**Task to carry out**. Are you able to quote each entry exactly as written?

**Stored records**.

........

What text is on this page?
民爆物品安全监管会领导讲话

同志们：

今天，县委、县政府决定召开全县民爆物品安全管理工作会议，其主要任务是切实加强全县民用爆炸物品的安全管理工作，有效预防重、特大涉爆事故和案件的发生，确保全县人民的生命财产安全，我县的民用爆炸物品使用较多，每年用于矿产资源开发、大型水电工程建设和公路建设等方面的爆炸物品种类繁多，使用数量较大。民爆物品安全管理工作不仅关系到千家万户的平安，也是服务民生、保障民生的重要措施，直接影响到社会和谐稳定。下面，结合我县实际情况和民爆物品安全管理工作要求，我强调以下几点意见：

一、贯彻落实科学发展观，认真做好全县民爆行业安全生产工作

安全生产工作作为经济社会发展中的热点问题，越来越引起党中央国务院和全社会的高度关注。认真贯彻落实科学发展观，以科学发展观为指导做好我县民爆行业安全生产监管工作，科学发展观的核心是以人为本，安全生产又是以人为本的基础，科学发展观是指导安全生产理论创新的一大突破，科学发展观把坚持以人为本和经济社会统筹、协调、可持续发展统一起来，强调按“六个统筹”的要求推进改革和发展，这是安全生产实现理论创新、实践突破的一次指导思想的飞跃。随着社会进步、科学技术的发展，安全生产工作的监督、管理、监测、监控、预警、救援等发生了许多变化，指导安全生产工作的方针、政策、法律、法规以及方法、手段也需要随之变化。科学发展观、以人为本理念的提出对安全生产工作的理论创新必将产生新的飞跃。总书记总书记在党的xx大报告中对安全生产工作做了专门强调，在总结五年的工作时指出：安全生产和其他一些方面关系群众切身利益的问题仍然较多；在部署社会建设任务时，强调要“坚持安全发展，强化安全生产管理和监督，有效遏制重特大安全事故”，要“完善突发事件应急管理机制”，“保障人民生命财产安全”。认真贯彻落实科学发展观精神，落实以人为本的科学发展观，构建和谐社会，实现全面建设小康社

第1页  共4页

........

**Full output**.
What text is on this page?
民爆物品安全监管会领导讲话

同志们：

今天，县委、县政府决定召开全县民爆物品安全管理工作会议，其主要任务是切实加强全县民用爆炸物品的安全管理工作，有效预防重、特大涉爆事故和案件的发生，确保全县人民的生命财产安全，我县的民用爆炸物品使用较多，每年用于矿产资源开发、大型水电工程建设和公路建设等方面的爆炸物品种类繁多，使用数量较大。民爆物品安全管理工作不仅关系到千家万户的平安，也是服务民生、保障民生的重要措施，直接影响到社会和谐稳定。下面，结合我县实际情况和民爆物品安全管理工作要求，我强调以下几点意见：

一、贯彻落实科学发展观，认真做好全县民爆行业安全生产工作

安全生产工作作为经济社会发展中的热点问题，越来越引起党中央国务院和全社会的高度关注。认真贯彻落实科学发展观，以科学发展观为指导做好我县民爆行业安全生产监管工作，科学发展观的核心是以人为本，安全生产又是以人为本的基础，科学发展观是指导安全生产理论创新的一大突破，科学发展观把坚持以人为本和经济社会统筹、协调、可持续发展统一起来，强调按“六个统筹”的要求推进改革和发展，这是安全生产实现理论创新、实践突破的一次指导思想的飞跃。随着社会进步、科学技术的发展，安全生产工作的监督、管理、监测、监控、预警、救援等发生了许多变化，指导安全生产工作的方针、政策、法律、法规以及方法、手段也需要随之变化。科学发展观、以人为本理念的提出对安全生产工作的理论创新必将产生新的飞跃。总书记总书记在党的xx大报告中对安全生产工作做了专门强调，在总结五年的工作时指出：安全生产和其他一些方面关系群众切身利益的问题仍然较多；在部署社会建设任务时，强调要“坚持安全发展，强化安全生产管理和监督，有效遏制重特大安全事故”，要“完善突发事件应急管理机制”，“保障人民生命财产安全”。认真贯彻落实科学发展观精神，落实以人为本的科学发展观，构建和谐社会，实现全面建设小康社

第1页  共4页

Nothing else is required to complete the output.